═════ Task input ═════

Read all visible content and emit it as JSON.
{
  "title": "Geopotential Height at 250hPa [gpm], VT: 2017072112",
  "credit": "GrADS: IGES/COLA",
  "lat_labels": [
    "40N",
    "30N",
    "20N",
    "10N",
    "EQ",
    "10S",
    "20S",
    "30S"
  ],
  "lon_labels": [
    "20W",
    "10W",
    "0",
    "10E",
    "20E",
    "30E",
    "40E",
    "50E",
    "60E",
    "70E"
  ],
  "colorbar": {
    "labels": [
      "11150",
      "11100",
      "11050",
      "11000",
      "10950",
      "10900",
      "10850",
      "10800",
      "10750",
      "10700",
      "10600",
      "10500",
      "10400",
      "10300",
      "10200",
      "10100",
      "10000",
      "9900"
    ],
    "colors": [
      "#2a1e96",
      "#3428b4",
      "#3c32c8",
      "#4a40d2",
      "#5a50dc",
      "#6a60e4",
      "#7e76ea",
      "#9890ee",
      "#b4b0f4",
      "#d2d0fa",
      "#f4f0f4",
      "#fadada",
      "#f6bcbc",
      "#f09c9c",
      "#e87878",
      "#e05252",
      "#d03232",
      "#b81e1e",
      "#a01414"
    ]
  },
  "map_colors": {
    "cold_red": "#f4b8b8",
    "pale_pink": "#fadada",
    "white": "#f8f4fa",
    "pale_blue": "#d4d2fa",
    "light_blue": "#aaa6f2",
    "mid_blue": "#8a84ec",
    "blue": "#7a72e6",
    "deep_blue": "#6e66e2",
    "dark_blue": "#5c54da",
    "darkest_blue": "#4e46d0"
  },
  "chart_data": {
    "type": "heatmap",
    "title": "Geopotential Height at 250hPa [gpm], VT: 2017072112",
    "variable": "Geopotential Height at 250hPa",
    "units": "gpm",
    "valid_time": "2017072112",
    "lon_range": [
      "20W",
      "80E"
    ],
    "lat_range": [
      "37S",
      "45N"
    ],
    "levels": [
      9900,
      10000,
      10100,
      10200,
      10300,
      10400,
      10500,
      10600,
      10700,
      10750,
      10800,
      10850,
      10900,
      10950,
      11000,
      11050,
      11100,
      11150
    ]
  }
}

═════

> _Written request_:
Only the number is wanted: how many lines in the data include the word "Geopotential"?

> _Output below_:
3